Data records:
* * *

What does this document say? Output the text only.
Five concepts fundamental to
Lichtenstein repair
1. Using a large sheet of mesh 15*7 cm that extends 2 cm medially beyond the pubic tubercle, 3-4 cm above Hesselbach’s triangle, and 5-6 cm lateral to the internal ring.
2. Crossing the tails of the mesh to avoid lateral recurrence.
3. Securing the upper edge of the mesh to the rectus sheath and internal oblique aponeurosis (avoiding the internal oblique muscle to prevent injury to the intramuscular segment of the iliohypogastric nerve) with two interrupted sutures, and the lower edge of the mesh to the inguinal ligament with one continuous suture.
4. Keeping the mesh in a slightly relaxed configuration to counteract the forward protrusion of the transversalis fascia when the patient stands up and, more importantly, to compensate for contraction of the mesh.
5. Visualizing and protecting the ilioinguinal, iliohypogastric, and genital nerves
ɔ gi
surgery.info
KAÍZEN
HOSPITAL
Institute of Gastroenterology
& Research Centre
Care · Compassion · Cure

* * *

Set problem:
Take the entries and copy them out exactly.

Output for this task:
What does this document say? Output the text only.
Five concepts fundamental to
Lichtenstein repair
1. Using a large sheet of mesh 15*7 cm that extends 2 cm medially beyond the pubic tubercle, 3-4 cm above Hesselbach’s triangle, and 5-6 cm lateral to the internal ring.
2. Crossing the tails of the mesh to avoid lateral recurrence.
3. Securing the upper edge of the mesh to the rectus sheath and internal oblique aponeurosis (avoiding the internal oblique muscle to prevent injury to the intramuscular segment of the iliohypogastric nerve) with two interrupted sutures, and the lower edge of the mesh to the inguinal ligament with one continuous suture.
4. Keeping the mesh in a slightly relaxed configuration to counteract the forward protrusion of the transversalis fascia when the patient stands up and, more importantly, to compensate for contraction of the mesh.
5. Visualizing and protecting the ilioinguinal, iliohypogastric, and genital nerves
ɔ gi
surgery.info
KAÍZEN
HOSPITAL
Institute of Gastroenterology
& Research Centre
Care · Compassion · Cure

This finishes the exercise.